[Collected data entries]:
━━━

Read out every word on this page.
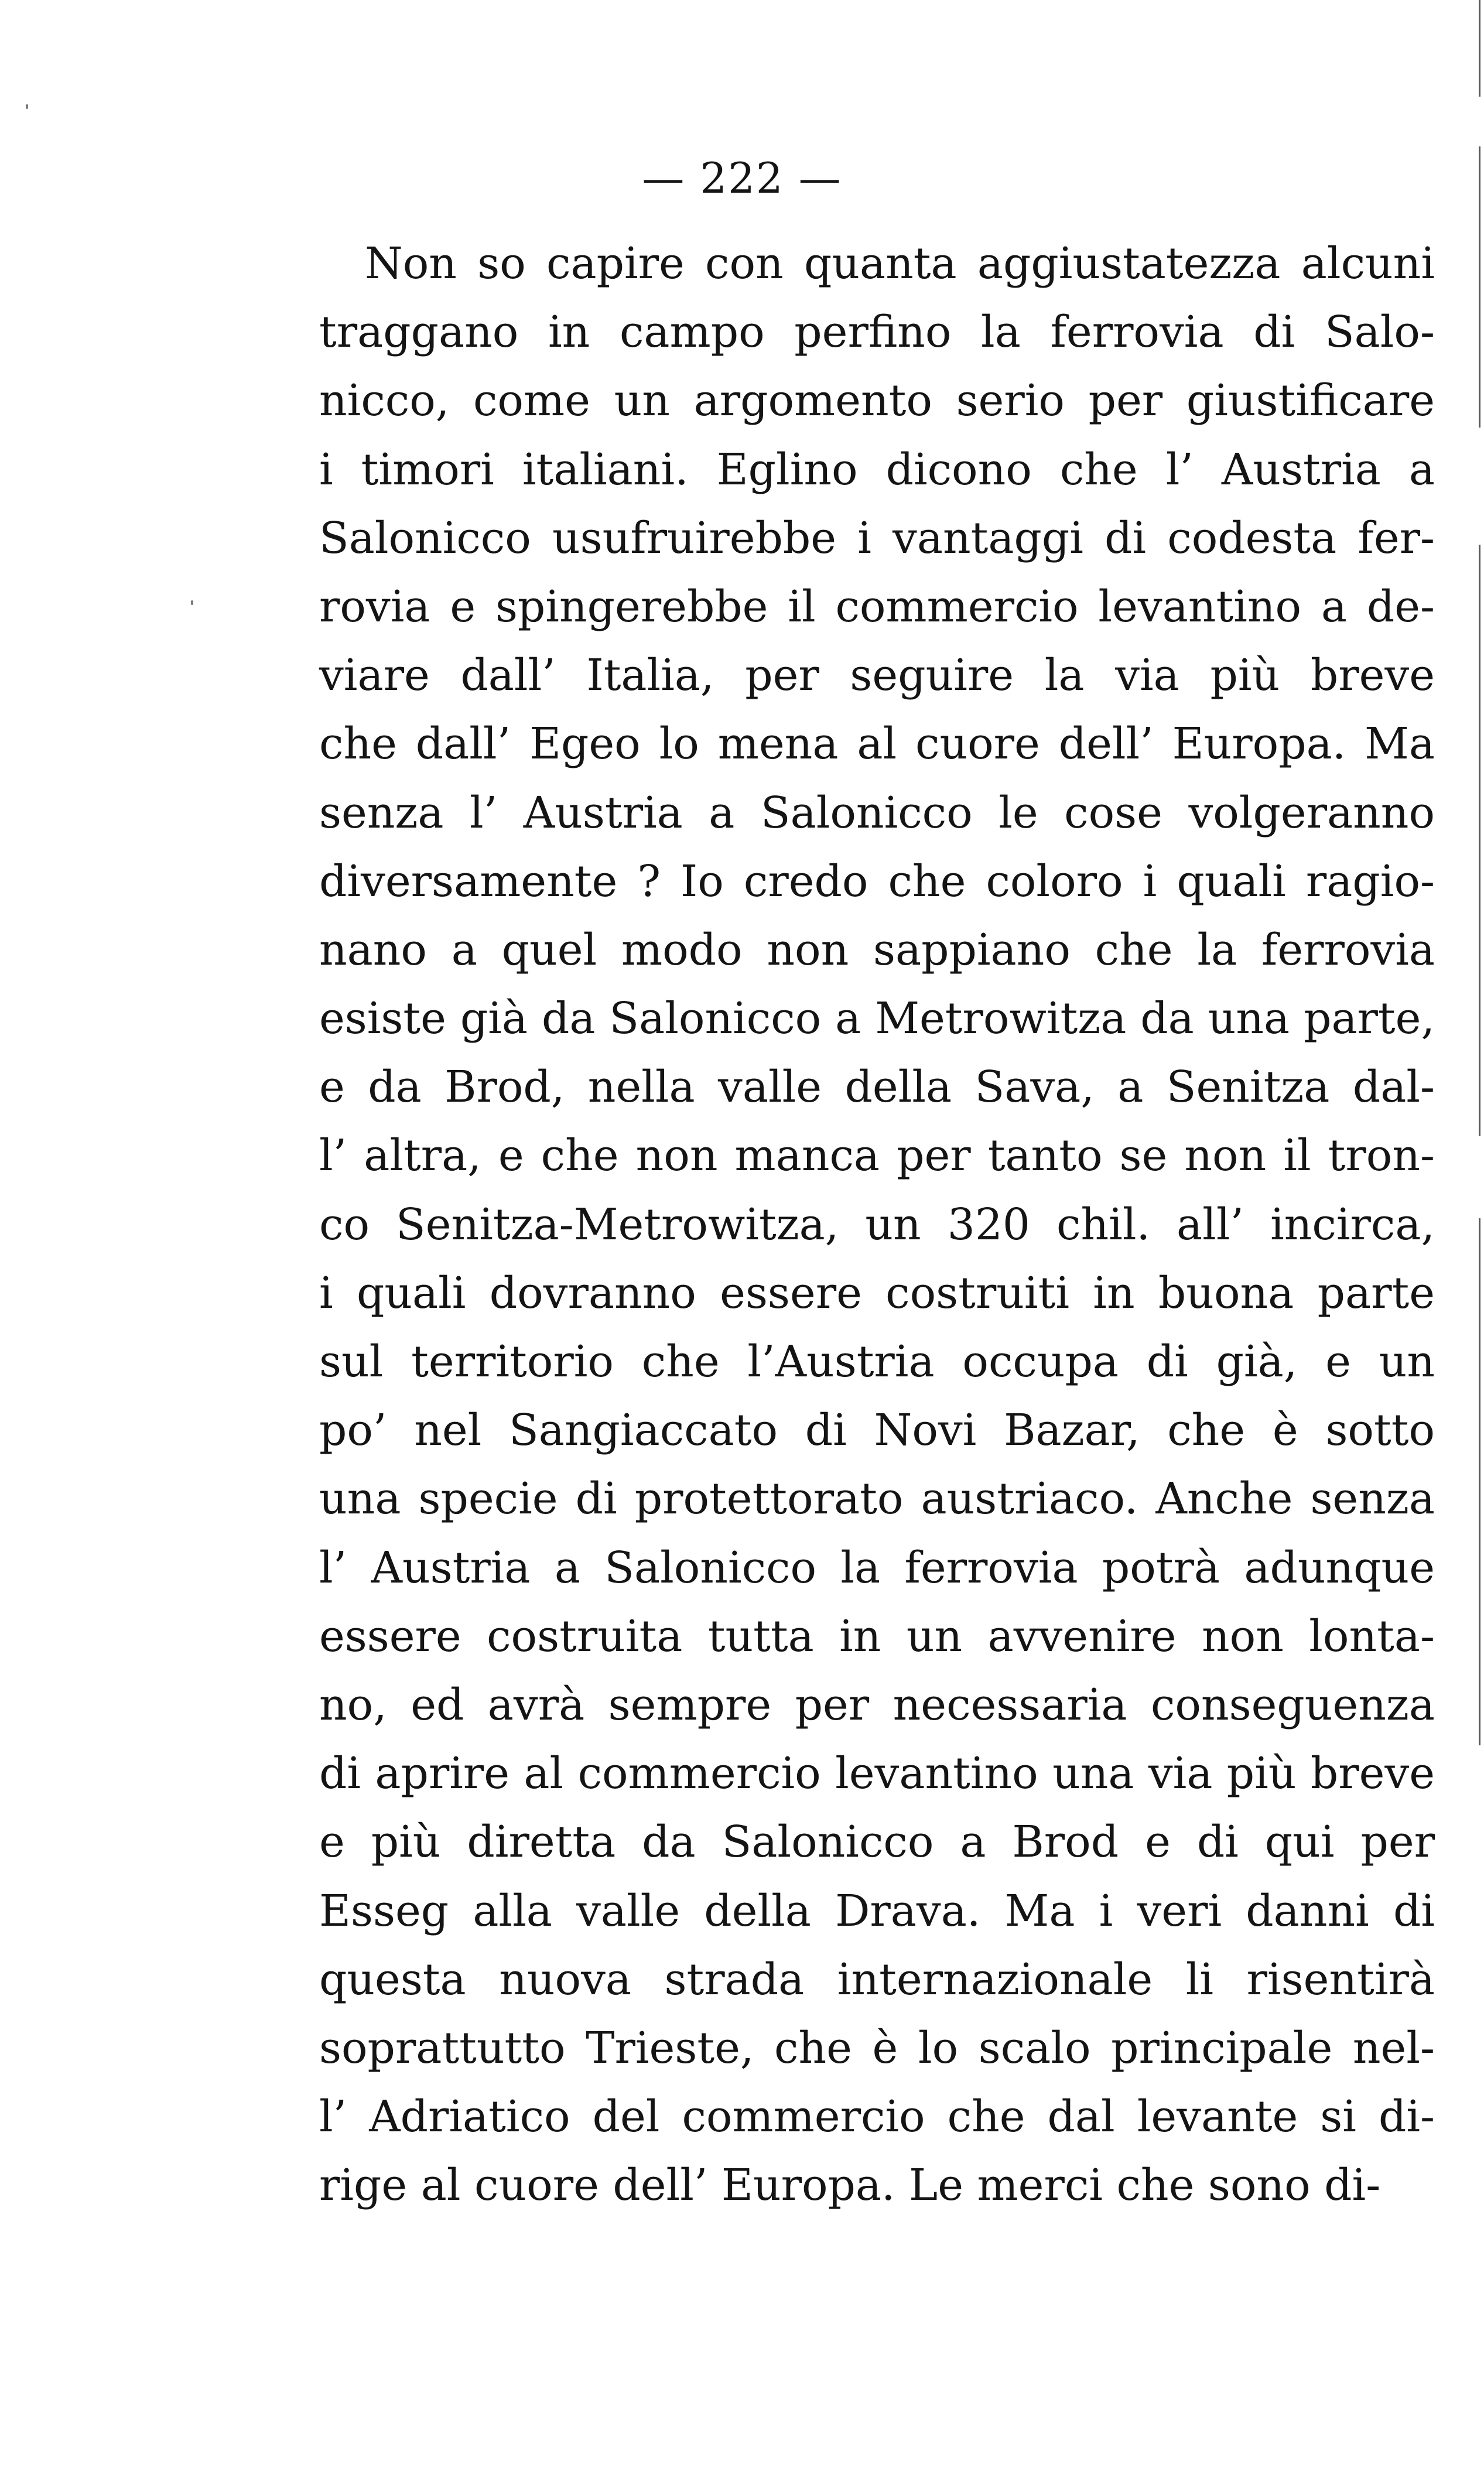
— 222 —
Non so capire con quanta aggiustatezza alcuni
traggano in campo perfino la ferrovia di Salo-
nicco, come un argomento serio per giustificare
i timori italiani. Eglino dicono che l’ Austria a
Salonicco usufruirebbe i vantaggi di codesta fer-
rovia e spingerebbe il commercio levantino a de-
viare dall’ Italia, per seguire la via più breve
che dall’ Egeo lo mena al cuore dell’ Europa. Ma
senza l’ Austria a Salonicco le cose volgeranno
diversamente ? Io credo che coloro i quali ragio-
nano a quel modo non sappiano che la ferrovia
esiste già da Salonicco a Metrowitza da una parte,
e da Brod, nella valle della Sava, a Senitza dal-
l’ altra, e che non manca per tanto se non il tron-
co Senitza-Metrowitza, un 320 chil. all’ incirca,
i quali dovranno essere costruiti in buona parte
sul territorio che l’Austria occupa di già, e un
po’ nel Sangiaccato di Novi Bazar, che è sotto
una specie di protettorato austriaco. Anche senza
l’ Austria a Salonicco la ferrovia potrà adunque
essere costruita tutta in un avvenire non lonta-
no, ed avrà sempre per necessaria conseguenza
di aprire al commercio levantino una via più breve
e più diretta da Salonicco a Brod e di qui per
Esseg alla valle della Drava. Ma i veri danni di
questa nuova strada internazionale li risentirà
soprattutto Trieste, che è lo scalo principale nel-
l’ Adriatico del commercio che dal levante si di-
rige al cuore dell’ Europa. Le merci che sono di-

━━━

[Set task]: Pick out the lines containing the string "essere" and show them.

[Full response]:
i quali dovranno essere costruiti in buona parte
essere costruita tutta in un avvenire non lonta-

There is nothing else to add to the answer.